• Aim
The complete listing should be restated exactly.

-------

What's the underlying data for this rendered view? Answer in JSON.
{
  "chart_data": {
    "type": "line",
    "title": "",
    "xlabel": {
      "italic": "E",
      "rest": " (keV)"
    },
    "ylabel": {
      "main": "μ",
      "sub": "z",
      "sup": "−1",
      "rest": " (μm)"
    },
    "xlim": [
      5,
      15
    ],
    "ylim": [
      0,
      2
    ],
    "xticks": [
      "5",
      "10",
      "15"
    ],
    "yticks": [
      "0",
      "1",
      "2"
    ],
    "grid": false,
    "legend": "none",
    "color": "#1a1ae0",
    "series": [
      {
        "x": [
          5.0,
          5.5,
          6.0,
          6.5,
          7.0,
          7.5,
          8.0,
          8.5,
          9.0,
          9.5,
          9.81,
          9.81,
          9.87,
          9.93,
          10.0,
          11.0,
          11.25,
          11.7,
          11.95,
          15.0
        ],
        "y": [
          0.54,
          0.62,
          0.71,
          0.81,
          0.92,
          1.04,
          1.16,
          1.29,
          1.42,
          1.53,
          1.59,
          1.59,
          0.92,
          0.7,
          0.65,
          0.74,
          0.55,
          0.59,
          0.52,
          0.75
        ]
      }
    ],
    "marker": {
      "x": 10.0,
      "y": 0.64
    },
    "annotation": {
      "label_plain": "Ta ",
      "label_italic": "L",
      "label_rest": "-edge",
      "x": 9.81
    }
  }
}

-------

• Final result
What's the underlying data for this rendered view? Answer in JSON.
{
  "chart_data": {
    "type": "line",
    "title": "",
    "xlabel": {
      "italic": "E",
      "rest": " (keV)"
    },
    "ylabel": {
      "main": "μ",
      "sub": "z",
      "sup": "−1",
      "rest": " (μm)"
    },
    "xlim": [
      5,
      15
    ],
    "ylim": [
      0,
      2
    ],
    "xticks": [
      "5",
      "10",
      "15"
    ],
    "yticks": [
      "0",
      "1",
      "2"
    ],
    "grid": false,
    "legend": "none",
    "color": "#1a1ae0",
    "series": [
      {
        "x": [
          5.0,
          5.5,
          6.0,
          6.5,
          7.0,
          7.5,
          8.0,
          8.5,
          9.0,
          9.5,
          9.81,
          9.81,
          9.87,
          9.93,
          10.0,
          11.0,
          11.25,
          11.7,
          11.95,
          15.0
        ],
        "y": [
          0.54,
          0.62,
          0.71,
          0.81,
          0.92,
          1.04,
          1.16,
          1.29,
          1.42,
          1.53,
          1.59,
          1.59,
          0.92,
          0.7,
          0.65,
          0.74,
          0.55,
          0.59,
          0.52,
          0.75
        ]
      }
    ],
    "marker": {
      "x": 10.0,
      "y": 0.64
    },
    "annotation": {
      "label_plain": "Ta ",
      "label_italic": "L",
      "label_rest": "-edge",
      "x": 9.81
    }
  }
}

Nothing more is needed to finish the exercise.